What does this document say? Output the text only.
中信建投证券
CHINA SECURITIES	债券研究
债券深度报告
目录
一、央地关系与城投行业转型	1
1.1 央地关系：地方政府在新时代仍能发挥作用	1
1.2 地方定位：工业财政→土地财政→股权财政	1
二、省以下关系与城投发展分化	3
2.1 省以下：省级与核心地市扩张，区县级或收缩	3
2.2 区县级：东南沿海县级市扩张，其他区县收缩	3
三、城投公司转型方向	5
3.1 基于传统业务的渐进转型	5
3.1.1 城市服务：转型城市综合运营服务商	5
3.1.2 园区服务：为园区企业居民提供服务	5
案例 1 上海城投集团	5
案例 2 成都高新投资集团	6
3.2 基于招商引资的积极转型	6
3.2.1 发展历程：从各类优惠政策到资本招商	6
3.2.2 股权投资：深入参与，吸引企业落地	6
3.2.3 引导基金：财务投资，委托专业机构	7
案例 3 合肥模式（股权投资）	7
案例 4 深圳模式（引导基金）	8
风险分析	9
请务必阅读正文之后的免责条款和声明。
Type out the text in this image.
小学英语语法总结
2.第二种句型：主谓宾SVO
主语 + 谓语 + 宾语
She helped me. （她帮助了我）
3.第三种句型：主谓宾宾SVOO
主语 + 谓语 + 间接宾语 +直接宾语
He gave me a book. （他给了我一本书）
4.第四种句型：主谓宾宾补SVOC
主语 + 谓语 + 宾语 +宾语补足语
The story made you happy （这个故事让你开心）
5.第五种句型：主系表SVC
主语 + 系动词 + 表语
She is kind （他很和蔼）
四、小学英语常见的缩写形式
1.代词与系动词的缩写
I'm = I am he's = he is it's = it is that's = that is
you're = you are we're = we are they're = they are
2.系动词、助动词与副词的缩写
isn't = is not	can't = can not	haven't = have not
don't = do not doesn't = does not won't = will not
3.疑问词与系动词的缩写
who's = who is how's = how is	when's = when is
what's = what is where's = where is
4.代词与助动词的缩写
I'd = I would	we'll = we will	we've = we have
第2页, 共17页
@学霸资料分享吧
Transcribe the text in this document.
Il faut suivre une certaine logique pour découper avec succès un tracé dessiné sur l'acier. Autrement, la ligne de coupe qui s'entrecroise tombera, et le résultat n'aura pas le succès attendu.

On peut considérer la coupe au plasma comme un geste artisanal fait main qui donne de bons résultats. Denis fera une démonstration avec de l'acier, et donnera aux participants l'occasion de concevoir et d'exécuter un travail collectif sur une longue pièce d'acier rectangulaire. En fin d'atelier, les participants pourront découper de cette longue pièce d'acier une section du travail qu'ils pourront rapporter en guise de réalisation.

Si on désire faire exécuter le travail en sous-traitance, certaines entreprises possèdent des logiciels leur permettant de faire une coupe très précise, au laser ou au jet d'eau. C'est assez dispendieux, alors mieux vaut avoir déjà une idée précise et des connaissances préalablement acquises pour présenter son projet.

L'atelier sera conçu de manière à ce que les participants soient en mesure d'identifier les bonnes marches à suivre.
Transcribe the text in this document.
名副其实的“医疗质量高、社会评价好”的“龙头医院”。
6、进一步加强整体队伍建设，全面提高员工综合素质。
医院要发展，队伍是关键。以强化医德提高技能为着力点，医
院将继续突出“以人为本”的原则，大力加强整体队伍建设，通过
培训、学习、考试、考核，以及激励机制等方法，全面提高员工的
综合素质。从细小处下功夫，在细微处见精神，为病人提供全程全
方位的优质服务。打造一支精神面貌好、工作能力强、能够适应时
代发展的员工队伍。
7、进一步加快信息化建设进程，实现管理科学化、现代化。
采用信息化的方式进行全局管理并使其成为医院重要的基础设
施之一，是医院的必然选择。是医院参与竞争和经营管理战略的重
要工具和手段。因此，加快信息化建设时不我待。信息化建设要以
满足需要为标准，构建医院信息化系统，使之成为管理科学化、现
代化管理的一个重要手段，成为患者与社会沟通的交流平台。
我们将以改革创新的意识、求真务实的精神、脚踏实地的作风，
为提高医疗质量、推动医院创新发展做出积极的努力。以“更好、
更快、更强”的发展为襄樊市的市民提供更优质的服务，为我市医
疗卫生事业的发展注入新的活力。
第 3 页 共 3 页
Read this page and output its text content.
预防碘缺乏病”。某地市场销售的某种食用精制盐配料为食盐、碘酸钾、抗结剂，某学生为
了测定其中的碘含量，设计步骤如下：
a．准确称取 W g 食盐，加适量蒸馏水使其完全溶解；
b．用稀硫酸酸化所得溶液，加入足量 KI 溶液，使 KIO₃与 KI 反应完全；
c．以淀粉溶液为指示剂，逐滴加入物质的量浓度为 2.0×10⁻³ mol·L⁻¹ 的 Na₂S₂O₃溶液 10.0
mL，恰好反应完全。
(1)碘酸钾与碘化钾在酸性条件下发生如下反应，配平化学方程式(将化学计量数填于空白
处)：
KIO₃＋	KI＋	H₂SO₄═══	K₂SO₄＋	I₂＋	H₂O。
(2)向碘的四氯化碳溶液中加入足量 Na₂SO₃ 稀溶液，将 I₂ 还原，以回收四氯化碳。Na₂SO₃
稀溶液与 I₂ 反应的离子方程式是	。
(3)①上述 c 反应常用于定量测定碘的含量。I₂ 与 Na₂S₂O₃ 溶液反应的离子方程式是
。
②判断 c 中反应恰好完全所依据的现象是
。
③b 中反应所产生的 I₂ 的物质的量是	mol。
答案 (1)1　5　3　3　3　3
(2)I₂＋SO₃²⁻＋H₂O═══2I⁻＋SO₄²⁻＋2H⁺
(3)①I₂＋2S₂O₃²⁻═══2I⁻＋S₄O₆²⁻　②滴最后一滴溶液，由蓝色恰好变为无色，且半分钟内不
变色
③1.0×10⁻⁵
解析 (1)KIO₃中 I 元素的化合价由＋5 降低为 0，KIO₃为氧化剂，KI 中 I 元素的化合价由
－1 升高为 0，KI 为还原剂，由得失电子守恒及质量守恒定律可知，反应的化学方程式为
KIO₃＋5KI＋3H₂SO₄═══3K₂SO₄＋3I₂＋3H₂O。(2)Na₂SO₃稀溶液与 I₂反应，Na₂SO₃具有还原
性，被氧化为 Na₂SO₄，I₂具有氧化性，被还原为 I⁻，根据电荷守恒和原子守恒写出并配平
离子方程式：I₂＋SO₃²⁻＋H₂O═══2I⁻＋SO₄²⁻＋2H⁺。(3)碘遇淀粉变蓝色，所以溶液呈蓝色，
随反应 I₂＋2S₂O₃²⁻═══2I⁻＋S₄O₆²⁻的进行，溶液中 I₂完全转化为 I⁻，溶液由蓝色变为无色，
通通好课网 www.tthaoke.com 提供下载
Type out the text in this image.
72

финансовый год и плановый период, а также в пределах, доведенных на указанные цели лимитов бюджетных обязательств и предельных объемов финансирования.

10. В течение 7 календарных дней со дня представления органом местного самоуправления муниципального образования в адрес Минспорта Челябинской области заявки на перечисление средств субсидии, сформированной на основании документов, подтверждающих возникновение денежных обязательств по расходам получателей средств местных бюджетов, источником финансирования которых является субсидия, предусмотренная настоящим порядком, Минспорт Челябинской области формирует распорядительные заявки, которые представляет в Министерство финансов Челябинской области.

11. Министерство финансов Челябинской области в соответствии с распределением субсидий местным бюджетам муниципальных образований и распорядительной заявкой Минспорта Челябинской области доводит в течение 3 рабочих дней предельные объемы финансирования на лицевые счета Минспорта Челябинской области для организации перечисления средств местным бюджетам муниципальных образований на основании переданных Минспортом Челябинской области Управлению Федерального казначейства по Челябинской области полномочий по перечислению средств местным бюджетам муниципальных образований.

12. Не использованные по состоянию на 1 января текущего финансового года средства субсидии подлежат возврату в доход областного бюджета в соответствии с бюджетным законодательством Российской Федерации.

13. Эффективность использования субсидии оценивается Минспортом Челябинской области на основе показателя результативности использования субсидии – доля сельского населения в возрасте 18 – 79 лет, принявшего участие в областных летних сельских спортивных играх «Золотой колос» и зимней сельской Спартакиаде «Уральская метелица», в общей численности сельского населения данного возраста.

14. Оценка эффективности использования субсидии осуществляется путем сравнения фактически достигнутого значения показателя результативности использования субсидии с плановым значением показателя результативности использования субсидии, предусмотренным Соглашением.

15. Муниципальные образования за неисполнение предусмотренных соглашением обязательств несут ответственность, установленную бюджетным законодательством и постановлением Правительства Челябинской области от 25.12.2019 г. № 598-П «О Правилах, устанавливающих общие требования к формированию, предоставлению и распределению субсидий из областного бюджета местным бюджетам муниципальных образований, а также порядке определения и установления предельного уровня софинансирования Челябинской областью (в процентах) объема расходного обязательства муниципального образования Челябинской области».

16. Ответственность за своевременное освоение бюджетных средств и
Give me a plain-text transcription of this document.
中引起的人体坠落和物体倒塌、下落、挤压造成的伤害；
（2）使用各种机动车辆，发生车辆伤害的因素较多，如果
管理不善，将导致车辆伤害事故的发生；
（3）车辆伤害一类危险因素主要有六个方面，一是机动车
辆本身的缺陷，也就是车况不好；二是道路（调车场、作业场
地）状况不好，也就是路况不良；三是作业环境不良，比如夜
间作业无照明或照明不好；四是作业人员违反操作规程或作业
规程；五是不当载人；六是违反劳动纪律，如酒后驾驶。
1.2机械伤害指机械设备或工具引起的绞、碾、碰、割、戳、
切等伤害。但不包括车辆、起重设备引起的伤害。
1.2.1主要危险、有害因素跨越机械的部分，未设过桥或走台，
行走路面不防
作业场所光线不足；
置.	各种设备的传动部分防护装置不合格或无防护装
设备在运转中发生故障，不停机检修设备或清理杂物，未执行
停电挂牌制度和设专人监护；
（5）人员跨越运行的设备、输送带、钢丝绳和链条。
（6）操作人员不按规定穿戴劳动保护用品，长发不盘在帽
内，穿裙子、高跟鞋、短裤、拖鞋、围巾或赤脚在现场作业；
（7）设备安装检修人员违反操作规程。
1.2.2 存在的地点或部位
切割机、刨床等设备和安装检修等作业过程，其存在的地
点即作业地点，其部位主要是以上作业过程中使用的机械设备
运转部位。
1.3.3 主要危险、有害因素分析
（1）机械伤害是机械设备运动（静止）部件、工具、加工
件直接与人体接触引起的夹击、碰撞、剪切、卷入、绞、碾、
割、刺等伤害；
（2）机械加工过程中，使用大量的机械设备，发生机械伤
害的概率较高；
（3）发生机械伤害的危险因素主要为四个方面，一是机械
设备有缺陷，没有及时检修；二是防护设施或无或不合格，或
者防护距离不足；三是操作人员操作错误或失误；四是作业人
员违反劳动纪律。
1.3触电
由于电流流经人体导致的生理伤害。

** Your task **
Select all lines in the listing that include the word "Минспортом".

** Reply **
11. Министерство финансов Челябинской области в соответствии с распределением субсидий местным бюджетам муниципальных образований и распорядительной заявкой Минспорта Челябинской области доводит в течение 3 рабочих дней предельные объемы финансирования на лицевые счета Минспорта Челябинской области для организации перечисления средств местным бюджетам муниципальных образований на основании переданных Минспортом Челябинской области Управлению Федерального казначейства по Челябинской области полномочий по перечислению средств местным бюджетам муниципальных образований.
13. Эффективность использования субсидии оценивается Минспортом Челябинской области на основе показателя результативности использования субсидии – доля сельского населения в возрасте 18 – 79 лет, принявшего участие в областных летних сельских спортивных играх «Золотой колос» и зимней сельской Спартакиаде «Уральская метелица», в общей численности сельского населения данного возраста.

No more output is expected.